- Task objective -
How many of the lines below include "this"? Give the number and no other words.

- Extracted data entries -
═══
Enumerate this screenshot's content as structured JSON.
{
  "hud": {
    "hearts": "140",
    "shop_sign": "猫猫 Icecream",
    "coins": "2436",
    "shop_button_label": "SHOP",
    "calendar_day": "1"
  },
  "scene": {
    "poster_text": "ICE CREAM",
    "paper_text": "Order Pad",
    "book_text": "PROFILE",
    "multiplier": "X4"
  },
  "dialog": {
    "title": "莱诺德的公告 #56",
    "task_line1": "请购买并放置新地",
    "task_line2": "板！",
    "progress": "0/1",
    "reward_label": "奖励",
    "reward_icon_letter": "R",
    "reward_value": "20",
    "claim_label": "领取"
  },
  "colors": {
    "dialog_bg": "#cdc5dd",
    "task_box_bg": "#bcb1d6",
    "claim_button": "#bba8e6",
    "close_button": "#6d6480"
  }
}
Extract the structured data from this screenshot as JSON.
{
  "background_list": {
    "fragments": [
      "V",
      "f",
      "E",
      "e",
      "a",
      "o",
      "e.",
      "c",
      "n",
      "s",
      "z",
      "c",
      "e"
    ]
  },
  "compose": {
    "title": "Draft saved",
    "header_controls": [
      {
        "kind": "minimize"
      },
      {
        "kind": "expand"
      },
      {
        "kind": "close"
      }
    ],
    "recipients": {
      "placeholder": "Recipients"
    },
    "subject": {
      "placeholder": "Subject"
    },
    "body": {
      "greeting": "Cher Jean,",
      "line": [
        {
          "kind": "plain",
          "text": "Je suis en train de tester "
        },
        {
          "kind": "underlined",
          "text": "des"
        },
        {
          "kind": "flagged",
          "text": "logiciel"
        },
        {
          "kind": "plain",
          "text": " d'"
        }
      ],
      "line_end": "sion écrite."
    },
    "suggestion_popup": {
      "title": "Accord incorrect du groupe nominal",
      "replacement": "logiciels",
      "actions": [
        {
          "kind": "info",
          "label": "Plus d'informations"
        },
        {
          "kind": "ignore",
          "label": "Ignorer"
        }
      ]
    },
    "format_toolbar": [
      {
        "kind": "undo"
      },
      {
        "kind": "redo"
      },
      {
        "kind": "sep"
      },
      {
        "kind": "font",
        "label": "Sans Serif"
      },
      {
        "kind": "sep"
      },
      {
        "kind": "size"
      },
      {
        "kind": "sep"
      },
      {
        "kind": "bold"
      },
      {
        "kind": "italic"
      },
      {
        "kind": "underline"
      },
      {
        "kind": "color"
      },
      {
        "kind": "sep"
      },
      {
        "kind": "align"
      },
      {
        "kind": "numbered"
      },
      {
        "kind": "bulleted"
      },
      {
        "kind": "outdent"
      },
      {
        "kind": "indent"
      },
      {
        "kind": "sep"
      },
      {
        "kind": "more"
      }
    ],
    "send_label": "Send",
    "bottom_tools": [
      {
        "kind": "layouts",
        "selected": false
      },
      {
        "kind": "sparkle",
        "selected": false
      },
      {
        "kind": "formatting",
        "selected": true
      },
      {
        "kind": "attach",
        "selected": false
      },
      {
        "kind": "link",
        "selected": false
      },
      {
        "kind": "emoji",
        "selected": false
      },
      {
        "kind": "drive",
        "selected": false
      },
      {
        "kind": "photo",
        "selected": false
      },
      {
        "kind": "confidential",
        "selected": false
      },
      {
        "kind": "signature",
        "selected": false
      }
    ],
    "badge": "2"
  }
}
═══
- Final result -
2